Stated problem
Find the word "dari" in the records below. List each line containing it.
>> begin Provided records
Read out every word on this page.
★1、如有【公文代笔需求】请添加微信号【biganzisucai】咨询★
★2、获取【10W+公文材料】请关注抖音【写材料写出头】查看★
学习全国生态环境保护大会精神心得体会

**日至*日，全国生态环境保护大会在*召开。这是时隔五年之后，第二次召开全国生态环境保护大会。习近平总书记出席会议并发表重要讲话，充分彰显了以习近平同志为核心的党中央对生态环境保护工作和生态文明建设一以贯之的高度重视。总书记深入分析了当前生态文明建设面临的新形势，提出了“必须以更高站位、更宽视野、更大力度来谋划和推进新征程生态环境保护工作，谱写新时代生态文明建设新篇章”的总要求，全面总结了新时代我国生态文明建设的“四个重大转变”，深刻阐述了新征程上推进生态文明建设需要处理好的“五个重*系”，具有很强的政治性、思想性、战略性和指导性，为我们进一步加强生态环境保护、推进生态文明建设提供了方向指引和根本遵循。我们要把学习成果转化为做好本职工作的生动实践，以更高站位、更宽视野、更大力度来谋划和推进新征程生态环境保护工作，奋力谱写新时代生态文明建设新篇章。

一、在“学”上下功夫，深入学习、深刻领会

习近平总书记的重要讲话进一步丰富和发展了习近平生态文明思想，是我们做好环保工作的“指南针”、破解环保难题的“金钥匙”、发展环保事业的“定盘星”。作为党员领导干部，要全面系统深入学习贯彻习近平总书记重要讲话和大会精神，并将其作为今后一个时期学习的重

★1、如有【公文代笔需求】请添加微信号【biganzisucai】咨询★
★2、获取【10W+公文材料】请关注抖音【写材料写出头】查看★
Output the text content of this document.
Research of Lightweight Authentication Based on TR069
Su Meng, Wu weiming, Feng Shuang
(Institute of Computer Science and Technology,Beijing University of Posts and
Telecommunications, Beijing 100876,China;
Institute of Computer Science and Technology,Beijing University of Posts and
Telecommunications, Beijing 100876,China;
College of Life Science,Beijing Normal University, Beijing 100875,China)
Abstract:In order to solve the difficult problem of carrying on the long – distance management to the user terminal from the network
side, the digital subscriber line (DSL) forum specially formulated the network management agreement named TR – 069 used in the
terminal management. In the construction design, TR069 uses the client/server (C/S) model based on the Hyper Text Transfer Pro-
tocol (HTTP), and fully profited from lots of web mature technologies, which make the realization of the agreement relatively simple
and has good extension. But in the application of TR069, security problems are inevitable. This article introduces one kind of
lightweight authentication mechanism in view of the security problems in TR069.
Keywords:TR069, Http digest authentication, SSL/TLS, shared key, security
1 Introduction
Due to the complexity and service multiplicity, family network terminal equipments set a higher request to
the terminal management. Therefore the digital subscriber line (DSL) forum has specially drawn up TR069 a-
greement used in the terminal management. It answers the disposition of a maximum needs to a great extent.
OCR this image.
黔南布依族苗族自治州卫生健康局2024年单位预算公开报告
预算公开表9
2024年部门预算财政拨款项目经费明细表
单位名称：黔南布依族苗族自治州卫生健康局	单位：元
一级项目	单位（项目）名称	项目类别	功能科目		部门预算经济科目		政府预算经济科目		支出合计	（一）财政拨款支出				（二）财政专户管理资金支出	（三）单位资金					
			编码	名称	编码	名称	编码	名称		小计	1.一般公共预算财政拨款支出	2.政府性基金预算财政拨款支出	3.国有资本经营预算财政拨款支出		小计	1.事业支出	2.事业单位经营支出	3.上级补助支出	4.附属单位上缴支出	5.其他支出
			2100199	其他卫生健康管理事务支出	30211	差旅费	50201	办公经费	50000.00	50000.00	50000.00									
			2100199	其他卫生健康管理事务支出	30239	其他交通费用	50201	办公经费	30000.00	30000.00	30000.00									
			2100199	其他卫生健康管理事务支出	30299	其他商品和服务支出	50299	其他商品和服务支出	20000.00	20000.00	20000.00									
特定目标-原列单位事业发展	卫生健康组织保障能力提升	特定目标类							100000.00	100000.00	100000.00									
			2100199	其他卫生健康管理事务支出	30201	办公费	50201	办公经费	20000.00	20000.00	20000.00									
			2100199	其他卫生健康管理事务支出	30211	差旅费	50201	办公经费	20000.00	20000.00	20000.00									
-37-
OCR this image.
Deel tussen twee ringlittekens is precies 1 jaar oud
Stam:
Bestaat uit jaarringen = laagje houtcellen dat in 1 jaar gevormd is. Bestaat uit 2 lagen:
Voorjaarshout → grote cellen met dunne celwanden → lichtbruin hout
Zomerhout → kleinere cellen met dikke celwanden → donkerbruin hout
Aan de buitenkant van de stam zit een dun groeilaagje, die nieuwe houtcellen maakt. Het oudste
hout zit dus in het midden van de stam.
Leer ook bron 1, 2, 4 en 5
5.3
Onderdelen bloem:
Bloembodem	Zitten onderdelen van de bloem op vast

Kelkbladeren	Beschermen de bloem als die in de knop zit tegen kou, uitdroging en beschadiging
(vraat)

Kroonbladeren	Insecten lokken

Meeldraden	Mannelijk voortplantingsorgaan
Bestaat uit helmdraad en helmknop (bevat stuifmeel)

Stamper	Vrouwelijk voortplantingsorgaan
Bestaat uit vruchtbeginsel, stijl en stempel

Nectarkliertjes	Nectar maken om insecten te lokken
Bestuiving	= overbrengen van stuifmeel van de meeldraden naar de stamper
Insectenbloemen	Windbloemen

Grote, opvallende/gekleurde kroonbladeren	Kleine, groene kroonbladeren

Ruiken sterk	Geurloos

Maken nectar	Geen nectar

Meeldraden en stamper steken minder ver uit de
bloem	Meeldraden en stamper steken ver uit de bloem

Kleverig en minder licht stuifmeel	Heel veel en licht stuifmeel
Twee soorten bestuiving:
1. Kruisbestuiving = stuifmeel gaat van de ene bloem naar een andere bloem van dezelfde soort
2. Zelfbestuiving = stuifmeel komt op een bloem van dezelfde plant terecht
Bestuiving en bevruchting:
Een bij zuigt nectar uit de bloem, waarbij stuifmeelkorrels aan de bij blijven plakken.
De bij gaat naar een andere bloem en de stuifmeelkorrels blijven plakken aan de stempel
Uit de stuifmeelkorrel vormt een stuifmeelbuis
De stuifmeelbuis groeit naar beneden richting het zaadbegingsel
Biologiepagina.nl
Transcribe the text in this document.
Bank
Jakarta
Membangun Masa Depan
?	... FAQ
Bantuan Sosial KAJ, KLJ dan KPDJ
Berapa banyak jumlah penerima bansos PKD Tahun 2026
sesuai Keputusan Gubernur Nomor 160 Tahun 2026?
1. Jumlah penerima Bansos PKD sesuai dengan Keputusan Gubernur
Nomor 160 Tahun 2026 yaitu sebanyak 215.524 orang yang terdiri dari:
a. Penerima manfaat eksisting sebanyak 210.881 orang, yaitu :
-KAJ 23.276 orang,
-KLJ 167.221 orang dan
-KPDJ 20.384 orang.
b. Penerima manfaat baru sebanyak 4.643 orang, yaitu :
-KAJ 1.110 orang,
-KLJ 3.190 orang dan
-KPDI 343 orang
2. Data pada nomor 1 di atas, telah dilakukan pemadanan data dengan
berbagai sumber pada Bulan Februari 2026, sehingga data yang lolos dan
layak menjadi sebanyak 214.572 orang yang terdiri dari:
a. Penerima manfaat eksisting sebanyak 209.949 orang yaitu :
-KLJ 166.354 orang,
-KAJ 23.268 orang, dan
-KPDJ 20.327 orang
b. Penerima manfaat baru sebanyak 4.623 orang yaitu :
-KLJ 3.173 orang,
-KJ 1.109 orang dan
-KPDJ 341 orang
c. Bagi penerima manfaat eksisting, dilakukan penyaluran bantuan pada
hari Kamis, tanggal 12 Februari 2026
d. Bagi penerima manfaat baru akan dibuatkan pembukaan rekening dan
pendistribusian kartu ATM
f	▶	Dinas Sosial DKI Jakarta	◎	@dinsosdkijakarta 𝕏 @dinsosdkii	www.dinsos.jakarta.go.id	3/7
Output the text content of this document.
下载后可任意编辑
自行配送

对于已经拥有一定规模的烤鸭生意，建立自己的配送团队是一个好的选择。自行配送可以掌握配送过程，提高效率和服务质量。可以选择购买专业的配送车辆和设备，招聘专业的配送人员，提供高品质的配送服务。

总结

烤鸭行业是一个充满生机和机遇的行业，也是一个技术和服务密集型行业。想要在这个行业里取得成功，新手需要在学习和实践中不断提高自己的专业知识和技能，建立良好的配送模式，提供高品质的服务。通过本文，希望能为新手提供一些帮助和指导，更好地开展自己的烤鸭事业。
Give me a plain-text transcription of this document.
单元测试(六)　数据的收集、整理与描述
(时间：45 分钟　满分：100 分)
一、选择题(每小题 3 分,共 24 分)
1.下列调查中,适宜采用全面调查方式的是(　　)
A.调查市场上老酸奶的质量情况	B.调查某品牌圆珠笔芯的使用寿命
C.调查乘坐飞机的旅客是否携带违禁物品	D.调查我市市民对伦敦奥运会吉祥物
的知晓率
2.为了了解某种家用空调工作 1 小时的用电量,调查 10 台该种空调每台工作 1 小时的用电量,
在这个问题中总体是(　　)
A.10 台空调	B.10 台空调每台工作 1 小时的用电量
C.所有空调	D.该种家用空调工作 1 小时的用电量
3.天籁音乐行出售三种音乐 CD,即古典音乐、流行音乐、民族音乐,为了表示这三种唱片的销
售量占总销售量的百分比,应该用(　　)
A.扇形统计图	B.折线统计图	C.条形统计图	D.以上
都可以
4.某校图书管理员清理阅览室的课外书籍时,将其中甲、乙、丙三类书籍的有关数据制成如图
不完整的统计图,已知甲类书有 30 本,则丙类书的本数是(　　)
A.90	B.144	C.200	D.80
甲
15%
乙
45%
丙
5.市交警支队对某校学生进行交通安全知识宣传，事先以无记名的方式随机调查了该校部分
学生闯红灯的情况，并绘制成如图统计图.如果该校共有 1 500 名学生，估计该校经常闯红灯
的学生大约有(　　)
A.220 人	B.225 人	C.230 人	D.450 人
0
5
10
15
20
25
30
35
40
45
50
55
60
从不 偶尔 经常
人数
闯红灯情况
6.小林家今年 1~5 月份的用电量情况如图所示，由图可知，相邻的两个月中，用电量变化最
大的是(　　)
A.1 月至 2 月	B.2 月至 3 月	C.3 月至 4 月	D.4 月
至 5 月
>> end Provided records
Expected answer
Nomor 160 Tahun 2026 yaitu sebanyak 215.524 orang yang terdiri dari:
layak menjadi sebanyak 214.572 orang yang terdiri dari:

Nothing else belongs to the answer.